[Dataset rows]
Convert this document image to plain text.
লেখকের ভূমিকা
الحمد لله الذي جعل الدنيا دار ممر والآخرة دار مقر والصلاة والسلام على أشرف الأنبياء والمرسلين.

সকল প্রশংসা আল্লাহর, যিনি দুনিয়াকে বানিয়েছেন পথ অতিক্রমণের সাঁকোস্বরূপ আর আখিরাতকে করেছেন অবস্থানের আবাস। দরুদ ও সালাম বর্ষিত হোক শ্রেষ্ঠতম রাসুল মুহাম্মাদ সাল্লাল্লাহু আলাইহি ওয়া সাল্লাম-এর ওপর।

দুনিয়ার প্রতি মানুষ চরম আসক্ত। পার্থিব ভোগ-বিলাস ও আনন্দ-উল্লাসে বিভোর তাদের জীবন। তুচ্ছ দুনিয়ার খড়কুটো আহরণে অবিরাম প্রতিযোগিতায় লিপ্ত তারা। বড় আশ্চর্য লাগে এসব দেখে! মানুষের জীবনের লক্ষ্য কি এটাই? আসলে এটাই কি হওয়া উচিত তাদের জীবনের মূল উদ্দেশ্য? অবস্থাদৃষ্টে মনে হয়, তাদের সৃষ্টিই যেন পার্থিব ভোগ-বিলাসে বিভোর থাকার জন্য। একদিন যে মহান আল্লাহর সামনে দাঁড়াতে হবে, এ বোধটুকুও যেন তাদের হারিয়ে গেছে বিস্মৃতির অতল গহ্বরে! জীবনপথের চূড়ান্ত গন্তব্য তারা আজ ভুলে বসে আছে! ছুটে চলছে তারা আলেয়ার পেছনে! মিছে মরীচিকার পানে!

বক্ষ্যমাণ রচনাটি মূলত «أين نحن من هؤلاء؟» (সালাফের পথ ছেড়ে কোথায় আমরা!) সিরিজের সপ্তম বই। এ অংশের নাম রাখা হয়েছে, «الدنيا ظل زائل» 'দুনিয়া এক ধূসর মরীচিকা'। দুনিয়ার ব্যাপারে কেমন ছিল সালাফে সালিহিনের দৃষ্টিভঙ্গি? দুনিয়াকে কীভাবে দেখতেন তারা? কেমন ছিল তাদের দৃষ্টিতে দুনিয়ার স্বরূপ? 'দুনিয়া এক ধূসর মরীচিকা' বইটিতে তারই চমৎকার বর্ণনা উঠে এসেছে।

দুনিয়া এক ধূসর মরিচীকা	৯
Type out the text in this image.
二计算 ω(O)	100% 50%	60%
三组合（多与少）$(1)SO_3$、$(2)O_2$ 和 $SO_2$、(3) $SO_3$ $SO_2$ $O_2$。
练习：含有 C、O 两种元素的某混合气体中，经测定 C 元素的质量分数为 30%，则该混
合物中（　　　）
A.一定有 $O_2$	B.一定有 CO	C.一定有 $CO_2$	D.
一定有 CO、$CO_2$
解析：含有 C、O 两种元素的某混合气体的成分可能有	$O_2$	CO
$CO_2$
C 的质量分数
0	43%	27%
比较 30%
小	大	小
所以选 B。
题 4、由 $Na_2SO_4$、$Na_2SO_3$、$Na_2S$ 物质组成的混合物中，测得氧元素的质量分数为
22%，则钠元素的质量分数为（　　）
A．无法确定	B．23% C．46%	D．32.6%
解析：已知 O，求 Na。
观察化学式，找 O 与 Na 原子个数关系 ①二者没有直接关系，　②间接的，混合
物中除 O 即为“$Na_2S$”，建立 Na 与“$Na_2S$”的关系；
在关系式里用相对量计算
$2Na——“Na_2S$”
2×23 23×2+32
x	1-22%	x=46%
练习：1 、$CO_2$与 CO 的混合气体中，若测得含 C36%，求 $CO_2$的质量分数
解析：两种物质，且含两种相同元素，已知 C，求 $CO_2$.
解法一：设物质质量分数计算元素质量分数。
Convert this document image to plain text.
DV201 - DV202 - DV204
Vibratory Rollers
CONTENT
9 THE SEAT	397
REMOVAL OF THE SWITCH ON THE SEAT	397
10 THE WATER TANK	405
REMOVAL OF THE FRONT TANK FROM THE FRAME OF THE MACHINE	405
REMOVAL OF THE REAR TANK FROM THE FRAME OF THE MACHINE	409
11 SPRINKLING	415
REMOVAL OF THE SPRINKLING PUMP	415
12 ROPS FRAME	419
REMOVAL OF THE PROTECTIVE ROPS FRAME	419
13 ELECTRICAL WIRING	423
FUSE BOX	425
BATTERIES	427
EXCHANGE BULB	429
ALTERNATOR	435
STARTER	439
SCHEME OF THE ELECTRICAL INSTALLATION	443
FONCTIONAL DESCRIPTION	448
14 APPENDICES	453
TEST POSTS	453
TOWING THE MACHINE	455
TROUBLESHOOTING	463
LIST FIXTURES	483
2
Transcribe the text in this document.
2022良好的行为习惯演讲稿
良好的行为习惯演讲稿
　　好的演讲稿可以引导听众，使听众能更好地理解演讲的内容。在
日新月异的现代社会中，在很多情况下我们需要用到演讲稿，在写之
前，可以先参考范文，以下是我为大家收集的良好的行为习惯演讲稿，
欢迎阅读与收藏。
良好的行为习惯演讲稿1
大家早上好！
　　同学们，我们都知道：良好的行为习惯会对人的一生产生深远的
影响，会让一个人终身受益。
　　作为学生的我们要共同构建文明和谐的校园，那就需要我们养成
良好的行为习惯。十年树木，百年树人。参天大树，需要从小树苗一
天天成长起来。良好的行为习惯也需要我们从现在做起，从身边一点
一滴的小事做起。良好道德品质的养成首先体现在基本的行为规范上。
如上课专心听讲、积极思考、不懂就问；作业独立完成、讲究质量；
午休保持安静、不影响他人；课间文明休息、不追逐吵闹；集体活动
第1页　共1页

_What the exercise asks_: Look above for the line containing "Transcribe the text in this document."; copy from it through the last line, exactly, and nothing more.

_Correct result_:
Transcribe the text in this document.
2022良好的行为习惯演讲稿
良好的行为习惯演讲稿
　　好的演讲稿可以引导听众，使听众能更好地理解演讲的内容。在
日新月异的现代社会中，在很多情况下我们需要用到演讲稿，在写之
前，可以先参考范文，以下是我为大家收集的良好的行为习惯演讲稿，
欢迎阅读与收藏。
良好的行为习惯演讲稿1
大家早上好！
　　同学们，我们都知道：良好的行为习惯会对人的一生产生深远的
影响，会让一个人终身受益。
　　作为学生的我们要共同构建文明和谐的校园，那就需要我们养成
良好的行为习惯。十年树木，百年树人。参天大树，需要从小树苗一
天天成长起来。良好的行为习惯也需要我们从现在做起，从身边一点
一滴的小事做起。良好道德品质的养成首先体现在基本的行为规范上。
如上课专心听讲、积极思考、不懂就问；作业独立完成、讲究质量；
午休保持安静、不影响他人；课间文明休息、不追逐吵闹；集体活动
第1页　共1页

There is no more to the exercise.